### Dataset records

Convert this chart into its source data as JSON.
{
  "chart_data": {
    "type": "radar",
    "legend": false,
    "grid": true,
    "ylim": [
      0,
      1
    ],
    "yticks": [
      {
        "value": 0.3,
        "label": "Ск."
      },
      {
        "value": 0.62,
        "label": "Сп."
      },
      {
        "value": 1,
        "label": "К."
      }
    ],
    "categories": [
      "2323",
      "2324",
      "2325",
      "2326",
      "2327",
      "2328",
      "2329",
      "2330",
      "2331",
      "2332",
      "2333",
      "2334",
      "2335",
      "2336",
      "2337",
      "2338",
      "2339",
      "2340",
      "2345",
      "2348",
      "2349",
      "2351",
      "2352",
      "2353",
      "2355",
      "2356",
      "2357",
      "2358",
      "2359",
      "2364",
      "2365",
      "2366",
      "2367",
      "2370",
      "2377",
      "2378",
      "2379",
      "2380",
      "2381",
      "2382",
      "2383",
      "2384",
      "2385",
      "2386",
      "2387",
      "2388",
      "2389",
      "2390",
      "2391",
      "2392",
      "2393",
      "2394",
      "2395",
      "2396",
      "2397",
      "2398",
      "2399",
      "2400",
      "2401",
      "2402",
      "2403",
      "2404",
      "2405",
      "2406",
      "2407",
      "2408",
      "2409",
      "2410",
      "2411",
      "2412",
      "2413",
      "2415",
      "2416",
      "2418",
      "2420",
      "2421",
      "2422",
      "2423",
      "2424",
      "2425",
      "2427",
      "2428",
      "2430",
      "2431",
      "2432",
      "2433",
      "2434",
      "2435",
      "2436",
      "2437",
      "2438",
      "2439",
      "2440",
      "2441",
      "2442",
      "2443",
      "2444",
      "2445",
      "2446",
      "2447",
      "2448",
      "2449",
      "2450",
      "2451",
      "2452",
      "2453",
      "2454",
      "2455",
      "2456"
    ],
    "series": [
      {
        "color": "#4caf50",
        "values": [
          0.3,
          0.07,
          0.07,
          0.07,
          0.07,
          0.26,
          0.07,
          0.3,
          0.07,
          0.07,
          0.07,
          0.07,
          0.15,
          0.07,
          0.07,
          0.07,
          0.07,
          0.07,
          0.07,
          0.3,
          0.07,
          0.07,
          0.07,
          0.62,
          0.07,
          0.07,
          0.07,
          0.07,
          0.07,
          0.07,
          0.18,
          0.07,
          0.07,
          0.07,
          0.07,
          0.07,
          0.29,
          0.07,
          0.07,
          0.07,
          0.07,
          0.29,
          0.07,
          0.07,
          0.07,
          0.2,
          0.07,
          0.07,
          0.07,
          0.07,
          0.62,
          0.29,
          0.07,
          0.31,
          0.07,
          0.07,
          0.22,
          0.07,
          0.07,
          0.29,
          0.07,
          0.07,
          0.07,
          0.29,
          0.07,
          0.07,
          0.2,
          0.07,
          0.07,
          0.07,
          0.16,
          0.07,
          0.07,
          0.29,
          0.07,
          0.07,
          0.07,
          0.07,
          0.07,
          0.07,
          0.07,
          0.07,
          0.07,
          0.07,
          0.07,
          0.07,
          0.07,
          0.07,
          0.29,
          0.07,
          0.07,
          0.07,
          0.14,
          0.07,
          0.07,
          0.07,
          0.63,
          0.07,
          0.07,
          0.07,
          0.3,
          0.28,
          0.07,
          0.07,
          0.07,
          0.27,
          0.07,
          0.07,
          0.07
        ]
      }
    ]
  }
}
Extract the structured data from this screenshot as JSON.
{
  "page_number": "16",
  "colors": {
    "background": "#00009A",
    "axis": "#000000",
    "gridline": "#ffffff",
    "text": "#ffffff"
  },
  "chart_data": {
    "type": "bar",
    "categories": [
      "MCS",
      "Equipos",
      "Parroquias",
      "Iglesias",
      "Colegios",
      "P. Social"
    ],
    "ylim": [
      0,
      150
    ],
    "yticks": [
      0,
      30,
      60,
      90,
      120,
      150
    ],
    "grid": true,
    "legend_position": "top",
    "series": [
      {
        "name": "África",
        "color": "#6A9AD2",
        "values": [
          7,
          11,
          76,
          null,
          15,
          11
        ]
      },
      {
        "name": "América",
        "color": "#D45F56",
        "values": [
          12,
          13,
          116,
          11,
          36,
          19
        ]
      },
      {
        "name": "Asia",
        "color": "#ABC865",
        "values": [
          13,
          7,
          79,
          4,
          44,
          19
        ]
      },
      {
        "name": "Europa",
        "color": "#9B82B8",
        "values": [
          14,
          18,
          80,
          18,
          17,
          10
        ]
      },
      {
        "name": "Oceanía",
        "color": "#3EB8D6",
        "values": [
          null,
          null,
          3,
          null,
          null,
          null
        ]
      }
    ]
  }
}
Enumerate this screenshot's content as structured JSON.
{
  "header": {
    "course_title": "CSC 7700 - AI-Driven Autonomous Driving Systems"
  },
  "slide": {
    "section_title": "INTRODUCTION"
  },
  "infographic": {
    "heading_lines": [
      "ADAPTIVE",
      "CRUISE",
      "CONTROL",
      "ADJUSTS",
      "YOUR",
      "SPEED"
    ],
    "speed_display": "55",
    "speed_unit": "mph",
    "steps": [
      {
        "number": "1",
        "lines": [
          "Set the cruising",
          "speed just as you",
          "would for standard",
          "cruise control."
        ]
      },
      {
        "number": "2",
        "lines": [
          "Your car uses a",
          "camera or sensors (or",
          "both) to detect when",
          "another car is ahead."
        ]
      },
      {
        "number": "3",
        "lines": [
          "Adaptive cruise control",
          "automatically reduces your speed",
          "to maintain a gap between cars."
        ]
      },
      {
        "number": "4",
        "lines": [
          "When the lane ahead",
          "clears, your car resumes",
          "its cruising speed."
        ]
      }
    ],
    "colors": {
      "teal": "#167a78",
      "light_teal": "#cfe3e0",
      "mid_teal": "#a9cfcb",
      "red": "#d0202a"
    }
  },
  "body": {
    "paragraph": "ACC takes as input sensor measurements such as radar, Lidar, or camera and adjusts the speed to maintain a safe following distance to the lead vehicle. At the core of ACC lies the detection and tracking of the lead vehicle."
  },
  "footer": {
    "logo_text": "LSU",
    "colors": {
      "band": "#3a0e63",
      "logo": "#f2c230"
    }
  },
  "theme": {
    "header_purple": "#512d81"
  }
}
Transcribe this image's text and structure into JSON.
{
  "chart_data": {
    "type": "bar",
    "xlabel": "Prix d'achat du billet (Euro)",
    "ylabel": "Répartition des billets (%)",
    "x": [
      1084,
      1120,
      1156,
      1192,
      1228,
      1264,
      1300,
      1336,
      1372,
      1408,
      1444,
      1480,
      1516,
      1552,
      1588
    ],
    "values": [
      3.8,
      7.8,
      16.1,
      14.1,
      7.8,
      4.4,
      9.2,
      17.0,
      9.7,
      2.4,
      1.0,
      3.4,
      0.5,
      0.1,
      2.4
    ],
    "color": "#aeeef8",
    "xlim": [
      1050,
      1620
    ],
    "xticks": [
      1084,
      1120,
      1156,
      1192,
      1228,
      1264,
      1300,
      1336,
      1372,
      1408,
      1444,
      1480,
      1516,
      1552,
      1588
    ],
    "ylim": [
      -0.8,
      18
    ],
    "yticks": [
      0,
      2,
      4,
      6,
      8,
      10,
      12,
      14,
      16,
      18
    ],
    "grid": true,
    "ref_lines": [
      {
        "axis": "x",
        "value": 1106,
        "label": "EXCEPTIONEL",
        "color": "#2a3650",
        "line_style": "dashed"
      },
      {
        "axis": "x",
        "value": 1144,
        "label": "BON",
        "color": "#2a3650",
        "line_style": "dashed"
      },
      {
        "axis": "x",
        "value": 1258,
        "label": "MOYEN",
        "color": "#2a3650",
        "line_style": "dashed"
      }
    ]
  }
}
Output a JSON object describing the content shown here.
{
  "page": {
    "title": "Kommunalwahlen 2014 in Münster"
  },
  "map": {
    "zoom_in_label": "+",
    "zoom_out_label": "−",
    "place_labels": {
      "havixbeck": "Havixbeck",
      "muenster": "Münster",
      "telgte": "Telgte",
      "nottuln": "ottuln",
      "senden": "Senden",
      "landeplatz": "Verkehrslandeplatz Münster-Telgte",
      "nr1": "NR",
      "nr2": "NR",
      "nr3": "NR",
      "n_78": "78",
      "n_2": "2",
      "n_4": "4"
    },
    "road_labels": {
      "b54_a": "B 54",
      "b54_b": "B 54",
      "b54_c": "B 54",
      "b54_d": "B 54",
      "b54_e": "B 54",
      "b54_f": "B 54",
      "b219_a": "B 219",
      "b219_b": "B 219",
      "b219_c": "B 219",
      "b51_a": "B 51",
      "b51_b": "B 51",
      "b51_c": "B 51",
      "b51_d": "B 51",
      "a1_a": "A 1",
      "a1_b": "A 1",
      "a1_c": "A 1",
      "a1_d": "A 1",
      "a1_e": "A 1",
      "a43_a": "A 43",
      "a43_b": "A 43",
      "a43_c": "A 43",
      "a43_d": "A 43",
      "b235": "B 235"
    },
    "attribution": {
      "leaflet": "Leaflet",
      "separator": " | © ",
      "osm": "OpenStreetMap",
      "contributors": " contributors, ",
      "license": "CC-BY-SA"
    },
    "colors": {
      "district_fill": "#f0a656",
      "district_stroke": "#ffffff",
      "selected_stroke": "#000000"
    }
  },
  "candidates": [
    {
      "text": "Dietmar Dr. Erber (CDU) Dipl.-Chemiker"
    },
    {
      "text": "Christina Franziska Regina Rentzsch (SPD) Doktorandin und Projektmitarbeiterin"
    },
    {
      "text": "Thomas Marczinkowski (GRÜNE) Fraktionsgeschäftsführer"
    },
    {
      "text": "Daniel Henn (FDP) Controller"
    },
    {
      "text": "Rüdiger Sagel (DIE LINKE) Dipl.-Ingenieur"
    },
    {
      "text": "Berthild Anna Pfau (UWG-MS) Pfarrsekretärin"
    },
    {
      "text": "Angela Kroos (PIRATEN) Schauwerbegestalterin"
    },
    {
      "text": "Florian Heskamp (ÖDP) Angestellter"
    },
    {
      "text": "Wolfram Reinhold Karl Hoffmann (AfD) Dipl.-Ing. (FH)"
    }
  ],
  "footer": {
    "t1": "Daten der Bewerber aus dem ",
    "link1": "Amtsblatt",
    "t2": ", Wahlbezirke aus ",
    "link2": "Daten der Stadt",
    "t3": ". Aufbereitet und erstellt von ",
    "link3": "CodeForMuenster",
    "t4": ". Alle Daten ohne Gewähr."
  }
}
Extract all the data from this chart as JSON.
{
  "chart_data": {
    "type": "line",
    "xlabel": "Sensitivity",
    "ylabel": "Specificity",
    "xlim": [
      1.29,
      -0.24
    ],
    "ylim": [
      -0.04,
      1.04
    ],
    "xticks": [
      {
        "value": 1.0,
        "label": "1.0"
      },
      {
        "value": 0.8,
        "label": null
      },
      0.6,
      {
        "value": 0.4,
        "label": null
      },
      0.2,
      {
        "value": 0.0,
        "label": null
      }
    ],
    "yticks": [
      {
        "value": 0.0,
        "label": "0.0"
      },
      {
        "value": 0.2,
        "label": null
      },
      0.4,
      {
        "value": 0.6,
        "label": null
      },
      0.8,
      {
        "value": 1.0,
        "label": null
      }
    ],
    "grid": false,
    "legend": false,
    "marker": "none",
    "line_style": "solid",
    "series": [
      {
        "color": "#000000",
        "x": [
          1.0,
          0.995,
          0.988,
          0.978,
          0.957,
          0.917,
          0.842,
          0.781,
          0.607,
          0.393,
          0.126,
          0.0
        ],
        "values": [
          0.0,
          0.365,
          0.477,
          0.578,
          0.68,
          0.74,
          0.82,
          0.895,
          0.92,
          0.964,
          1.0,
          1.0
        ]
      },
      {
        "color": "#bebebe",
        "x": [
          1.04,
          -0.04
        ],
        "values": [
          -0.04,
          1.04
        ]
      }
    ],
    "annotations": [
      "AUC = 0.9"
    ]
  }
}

######

-- What is required --
Find every line in the listing that holds the string "ylabel", then say how many there are as a bare number.

-- Result of the exercise --
2